> **PASSAGE**
Content starts
American Zen Buddhist organization

The Zen Studies Society was established in 1956 by Cornelius Crane to help assist the scholar Daisetz Teitaro Suzuki in his work and to help promulgate Zen Buddhism in Western countries. It operates both New York Zendo Shobo-Ji in New York City and Dai Bosatsu Zendo Kongo-Ji in the Catskills area of New York State. Influenced by the teachings of Soen Nakagawa Roshi and Nyogen Senzaki, ZSS is one of the oldest organizations dedicated to the practice of Rinzai Zen in the United States.
Content ends
> **INFORMATION GIVEN**
Content starts
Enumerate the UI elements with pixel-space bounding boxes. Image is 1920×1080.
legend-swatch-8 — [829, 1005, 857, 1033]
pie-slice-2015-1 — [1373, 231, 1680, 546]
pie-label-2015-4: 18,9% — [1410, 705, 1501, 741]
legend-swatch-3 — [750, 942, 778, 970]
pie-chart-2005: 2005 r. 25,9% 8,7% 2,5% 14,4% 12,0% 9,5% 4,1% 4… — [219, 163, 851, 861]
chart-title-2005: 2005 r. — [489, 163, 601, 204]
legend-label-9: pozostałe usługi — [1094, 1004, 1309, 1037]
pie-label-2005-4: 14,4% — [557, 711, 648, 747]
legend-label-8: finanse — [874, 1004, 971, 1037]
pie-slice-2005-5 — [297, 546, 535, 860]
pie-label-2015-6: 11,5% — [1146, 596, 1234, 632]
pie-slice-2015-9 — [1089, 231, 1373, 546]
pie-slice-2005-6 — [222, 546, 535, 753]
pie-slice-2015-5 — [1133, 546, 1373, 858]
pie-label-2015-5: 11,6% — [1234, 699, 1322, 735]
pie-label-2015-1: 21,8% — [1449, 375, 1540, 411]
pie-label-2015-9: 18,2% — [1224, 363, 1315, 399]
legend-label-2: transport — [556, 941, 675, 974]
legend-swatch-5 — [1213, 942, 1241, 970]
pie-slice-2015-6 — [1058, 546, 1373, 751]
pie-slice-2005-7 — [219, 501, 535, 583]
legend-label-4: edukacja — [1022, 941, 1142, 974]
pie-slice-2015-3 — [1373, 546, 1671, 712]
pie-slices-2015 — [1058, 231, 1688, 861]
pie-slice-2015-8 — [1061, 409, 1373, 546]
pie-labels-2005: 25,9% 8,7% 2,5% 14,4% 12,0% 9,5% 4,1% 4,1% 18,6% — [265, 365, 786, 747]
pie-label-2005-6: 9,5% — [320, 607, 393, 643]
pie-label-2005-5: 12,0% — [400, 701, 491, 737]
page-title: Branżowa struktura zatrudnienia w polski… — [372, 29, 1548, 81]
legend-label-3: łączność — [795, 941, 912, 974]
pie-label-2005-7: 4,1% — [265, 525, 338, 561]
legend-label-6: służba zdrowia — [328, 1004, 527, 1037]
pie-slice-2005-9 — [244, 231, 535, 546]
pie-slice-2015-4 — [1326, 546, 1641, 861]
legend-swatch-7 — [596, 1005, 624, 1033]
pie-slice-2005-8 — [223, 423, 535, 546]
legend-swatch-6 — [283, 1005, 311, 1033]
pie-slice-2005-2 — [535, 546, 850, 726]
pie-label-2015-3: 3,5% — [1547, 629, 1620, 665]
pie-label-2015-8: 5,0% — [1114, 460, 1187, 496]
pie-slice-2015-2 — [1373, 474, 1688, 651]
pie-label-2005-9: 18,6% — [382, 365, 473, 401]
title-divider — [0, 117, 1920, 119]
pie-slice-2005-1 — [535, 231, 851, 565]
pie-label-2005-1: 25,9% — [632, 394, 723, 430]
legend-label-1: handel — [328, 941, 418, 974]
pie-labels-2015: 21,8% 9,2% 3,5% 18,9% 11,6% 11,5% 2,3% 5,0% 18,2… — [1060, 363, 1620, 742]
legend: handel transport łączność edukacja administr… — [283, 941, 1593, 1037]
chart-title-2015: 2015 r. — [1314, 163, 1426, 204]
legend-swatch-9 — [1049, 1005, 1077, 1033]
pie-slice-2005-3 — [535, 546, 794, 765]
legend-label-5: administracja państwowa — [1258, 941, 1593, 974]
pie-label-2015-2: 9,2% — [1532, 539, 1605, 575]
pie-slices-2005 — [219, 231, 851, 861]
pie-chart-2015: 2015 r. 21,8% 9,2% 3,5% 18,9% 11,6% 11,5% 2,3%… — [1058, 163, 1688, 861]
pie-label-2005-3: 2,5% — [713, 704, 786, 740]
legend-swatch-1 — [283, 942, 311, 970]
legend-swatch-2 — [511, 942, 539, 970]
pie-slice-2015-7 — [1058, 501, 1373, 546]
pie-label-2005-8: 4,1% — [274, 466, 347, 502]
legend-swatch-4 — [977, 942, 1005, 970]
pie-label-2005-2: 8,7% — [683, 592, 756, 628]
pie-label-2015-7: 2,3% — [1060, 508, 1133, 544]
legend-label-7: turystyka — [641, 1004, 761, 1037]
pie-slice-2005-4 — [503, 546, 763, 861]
Content ends
> **EXERCISE**
Extend the passage on the Zen Studies Society, starting after its final sentence.

> **EXPECTED ANSWER**
The institution came under the leadership of Eido Tai Shimano in 1965. Allegations of sexual and financial improprieties surfaced regarding Shimano, causing controversy in the community. In July 2010 Shimano and his wife resigned from the board of directors following the revelation of his relationship with a female student, amid accusations that this was only the latest in series of such affairs. Shimano also resigned as abbot, and announced he would retire from teaching in any formal capacity. Shinge-shitsu Roko Sherry Chayat Roshi, one of Shimano's Dharma heirs, was installed as abbot in January 2011. She retired in 2023 and was succeeded by Chigan-kutsu Kyo-On Dokuro Jaeckel Roshi.